▸ Written instruction: In the records below, find each line containing the word "据此可知" and copy it.

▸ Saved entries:
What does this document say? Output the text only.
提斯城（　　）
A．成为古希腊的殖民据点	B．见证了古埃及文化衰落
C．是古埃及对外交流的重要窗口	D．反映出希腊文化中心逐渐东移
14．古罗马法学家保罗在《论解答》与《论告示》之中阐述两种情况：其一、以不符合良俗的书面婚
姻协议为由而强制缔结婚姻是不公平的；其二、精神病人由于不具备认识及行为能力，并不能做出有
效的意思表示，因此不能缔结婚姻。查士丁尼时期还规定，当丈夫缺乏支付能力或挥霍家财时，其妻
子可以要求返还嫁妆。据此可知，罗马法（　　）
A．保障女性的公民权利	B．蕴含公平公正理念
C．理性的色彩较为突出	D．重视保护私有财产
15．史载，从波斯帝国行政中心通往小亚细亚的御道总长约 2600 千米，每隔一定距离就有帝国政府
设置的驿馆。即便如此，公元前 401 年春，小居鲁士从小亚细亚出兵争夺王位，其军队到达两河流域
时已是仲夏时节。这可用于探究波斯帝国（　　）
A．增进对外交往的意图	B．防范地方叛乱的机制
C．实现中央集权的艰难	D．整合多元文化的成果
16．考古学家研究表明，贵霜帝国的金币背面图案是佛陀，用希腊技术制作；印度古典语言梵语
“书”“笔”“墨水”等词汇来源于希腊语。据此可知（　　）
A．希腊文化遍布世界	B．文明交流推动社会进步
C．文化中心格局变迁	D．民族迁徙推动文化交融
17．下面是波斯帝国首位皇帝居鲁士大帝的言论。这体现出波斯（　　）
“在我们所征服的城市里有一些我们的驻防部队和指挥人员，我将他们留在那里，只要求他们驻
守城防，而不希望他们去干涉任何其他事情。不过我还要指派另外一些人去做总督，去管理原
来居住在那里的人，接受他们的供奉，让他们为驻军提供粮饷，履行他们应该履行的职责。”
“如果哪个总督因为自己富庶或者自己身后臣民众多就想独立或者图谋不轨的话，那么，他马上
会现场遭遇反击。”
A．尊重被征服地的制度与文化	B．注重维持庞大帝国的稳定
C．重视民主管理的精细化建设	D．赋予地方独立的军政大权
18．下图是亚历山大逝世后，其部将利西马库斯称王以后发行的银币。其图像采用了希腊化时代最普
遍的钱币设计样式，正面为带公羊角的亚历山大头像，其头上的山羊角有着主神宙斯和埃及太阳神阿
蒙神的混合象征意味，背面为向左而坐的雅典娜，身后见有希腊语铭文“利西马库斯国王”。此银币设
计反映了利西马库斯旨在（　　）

▸ Full answer:
子可以要求返还嫁妆。据此可知，罗马法（　　）
“书”“笔”“墨水”等词汇来源于希腊语。据此可知（　　）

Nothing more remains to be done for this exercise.